**Problem to solve**
Gather the lines that hold the string "размеры".

[Extracted data entries]
# # # # # # #
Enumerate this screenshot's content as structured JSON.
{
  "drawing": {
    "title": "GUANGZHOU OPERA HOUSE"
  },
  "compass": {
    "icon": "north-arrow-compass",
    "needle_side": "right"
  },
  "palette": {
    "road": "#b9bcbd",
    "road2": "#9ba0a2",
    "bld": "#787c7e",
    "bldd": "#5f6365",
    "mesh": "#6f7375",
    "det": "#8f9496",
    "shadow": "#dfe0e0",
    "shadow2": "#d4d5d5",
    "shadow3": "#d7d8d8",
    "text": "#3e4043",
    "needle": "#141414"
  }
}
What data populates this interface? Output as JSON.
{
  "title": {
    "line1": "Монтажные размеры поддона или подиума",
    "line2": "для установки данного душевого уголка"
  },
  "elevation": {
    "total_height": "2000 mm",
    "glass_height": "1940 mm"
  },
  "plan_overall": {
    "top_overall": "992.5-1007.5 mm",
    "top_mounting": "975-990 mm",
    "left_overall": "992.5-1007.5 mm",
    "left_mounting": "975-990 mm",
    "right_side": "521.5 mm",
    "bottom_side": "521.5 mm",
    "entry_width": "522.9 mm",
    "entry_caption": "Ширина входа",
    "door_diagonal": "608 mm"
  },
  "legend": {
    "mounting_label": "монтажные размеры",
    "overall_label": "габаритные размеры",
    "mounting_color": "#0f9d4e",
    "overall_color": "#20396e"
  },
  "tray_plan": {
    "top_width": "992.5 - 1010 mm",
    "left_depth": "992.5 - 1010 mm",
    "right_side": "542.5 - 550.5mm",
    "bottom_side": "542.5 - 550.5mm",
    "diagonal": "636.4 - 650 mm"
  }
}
# # # # # # #
**Solution below**
    "line1": "Монтажные размеры поддона или подиума",
    "mounting_label": "монтажные размеры",
    "overall_label": "габаритные размеры",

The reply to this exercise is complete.